[Stored data]
= = =

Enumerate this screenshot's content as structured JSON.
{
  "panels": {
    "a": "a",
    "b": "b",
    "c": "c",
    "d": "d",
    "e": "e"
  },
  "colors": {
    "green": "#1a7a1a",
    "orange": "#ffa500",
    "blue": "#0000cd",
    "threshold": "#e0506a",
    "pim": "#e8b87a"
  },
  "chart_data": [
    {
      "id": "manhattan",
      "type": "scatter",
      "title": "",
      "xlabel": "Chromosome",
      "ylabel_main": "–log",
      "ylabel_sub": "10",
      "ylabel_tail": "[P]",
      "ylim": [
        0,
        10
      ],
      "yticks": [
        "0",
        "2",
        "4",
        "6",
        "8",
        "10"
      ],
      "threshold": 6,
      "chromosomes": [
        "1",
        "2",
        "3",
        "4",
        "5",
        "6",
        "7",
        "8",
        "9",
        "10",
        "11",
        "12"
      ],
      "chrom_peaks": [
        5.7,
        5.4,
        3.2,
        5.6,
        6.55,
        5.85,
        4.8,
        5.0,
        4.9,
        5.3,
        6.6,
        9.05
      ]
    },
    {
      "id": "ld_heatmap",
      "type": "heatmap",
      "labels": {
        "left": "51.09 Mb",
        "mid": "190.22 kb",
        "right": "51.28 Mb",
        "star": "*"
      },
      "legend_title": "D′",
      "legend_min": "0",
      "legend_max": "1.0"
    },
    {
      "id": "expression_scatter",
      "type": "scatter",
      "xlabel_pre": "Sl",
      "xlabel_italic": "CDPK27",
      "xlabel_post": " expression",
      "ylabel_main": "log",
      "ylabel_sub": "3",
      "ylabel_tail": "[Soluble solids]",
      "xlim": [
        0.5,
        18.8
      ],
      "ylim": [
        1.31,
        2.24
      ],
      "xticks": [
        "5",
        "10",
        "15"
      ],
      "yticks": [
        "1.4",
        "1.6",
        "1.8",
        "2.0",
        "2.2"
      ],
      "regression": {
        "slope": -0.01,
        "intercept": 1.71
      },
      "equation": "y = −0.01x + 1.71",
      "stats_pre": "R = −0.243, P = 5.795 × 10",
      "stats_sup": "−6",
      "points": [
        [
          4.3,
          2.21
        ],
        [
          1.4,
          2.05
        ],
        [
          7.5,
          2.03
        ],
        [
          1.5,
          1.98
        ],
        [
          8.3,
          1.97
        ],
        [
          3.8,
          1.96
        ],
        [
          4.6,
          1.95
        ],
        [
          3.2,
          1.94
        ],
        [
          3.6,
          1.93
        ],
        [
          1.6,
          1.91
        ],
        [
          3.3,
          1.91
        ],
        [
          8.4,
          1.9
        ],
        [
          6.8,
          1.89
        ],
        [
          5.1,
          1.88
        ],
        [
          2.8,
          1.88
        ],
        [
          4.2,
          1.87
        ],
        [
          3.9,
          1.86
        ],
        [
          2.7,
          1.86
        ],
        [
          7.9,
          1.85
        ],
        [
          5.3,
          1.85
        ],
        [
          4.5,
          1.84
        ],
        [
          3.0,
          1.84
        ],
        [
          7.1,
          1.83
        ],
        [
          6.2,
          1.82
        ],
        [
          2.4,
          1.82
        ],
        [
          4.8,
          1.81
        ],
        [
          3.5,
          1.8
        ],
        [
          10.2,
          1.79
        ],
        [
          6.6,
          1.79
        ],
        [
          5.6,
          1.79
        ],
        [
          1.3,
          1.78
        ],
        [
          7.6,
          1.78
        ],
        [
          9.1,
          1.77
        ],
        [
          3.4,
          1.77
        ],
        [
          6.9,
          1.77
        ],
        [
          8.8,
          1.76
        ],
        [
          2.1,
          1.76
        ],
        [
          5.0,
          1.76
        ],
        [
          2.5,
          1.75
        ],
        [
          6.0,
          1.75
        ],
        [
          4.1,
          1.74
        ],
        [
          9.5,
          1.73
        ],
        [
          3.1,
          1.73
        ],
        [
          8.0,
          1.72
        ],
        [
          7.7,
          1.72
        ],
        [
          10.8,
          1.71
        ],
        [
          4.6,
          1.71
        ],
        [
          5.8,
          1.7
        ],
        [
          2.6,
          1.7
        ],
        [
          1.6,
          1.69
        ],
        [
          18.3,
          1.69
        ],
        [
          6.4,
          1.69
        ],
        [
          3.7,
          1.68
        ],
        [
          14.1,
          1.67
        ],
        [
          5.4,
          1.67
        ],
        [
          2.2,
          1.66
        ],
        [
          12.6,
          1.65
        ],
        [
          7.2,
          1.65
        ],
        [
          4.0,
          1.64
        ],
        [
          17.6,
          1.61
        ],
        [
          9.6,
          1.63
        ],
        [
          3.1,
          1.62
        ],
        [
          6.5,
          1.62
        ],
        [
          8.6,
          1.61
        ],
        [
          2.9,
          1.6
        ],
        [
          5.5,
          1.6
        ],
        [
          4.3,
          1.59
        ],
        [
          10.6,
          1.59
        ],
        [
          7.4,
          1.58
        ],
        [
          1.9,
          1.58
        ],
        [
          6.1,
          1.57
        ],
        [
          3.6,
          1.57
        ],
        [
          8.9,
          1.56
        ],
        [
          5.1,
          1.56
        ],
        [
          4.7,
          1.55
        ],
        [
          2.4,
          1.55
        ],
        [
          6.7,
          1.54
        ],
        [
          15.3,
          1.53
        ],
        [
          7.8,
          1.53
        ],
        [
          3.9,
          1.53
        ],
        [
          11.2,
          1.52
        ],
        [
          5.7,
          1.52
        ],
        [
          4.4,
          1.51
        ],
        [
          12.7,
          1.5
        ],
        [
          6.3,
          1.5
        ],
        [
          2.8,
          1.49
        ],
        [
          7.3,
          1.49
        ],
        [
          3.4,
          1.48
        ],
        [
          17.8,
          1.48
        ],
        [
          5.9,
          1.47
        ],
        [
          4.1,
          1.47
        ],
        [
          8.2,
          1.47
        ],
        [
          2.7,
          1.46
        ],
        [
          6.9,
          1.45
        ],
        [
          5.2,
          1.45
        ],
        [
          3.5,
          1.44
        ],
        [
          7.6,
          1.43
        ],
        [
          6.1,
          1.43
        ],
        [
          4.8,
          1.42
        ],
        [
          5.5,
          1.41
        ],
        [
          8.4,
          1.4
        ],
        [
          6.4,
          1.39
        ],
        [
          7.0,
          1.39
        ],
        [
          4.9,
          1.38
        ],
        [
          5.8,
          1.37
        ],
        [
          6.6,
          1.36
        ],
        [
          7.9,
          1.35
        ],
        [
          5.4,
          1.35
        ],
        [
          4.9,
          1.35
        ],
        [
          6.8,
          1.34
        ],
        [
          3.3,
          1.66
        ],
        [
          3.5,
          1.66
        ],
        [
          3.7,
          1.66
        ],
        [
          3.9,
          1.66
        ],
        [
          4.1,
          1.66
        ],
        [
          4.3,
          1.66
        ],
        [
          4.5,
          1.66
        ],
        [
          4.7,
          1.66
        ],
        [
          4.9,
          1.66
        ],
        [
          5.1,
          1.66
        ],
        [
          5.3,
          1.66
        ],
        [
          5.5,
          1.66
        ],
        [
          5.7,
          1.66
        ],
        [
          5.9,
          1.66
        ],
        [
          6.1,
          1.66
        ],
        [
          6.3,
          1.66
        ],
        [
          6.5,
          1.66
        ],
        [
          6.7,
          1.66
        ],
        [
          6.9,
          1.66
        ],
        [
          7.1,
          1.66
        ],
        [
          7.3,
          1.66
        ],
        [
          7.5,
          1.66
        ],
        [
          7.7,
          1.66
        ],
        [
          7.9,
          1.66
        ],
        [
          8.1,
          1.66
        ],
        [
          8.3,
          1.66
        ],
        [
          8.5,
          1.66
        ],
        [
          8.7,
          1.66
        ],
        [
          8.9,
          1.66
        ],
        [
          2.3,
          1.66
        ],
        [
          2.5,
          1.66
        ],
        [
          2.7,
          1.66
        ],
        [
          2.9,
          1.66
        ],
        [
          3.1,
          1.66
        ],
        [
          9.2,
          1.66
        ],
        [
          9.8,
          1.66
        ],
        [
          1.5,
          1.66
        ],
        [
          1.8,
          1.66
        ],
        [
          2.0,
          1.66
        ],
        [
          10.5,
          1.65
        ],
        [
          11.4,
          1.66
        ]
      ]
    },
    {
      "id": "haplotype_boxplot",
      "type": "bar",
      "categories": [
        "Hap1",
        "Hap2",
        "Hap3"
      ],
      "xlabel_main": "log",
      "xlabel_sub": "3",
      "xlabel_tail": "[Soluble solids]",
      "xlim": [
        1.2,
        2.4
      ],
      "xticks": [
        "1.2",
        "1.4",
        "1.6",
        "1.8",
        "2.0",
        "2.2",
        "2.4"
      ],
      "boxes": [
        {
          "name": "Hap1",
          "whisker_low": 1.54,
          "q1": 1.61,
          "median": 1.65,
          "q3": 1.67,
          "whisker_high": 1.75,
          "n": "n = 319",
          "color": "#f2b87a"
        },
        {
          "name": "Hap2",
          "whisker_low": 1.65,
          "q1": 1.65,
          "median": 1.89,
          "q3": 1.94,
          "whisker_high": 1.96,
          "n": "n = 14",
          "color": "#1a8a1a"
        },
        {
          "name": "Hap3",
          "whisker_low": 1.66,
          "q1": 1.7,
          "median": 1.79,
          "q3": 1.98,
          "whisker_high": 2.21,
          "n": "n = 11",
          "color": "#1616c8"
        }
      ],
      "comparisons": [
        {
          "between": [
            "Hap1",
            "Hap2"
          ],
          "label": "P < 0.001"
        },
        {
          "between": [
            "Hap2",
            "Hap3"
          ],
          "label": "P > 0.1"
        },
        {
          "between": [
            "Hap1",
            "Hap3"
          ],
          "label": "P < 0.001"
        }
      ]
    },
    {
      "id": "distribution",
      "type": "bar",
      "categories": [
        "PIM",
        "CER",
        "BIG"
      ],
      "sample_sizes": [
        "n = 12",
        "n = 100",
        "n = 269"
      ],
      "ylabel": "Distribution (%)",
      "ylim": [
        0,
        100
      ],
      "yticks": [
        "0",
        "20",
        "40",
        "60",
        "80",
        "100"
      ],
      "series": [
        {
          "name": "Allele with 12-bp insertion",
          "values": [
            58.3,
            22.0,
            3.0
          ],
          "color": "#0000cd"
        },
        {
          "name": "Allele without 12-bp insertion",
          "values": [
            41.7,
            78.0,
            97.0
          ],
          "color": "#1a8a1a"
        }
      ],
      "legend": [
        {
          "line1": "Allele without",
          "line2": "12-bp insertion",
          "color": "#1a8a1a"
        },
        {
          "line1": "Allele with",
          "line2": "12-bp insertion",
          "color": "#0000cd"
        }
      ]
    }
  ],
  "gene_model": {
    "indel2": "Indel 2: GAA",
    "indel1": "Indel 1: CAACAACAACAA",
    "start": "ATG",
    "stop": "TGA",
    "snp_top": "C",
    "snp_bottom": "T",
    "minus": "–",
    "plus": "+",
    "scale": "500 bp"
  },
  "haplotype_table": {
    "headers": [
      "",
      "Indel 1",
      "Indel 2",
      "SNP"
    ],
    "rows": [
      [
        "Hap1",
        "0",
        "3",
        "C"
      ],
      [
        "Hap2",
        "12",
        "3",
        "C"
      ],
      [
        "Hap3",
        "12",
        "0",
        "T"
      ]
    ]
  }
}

= = =

* GOAL *
Report each line in the data that holds the word "insertion".

* RESULT OF THE EXERCISE *
          "name": "Allele with 12-bp insertion",
          "name": "Allele without 12-bp insertion",
          "line2": "12-bp insertion",
          "line2": "12-bp insertion",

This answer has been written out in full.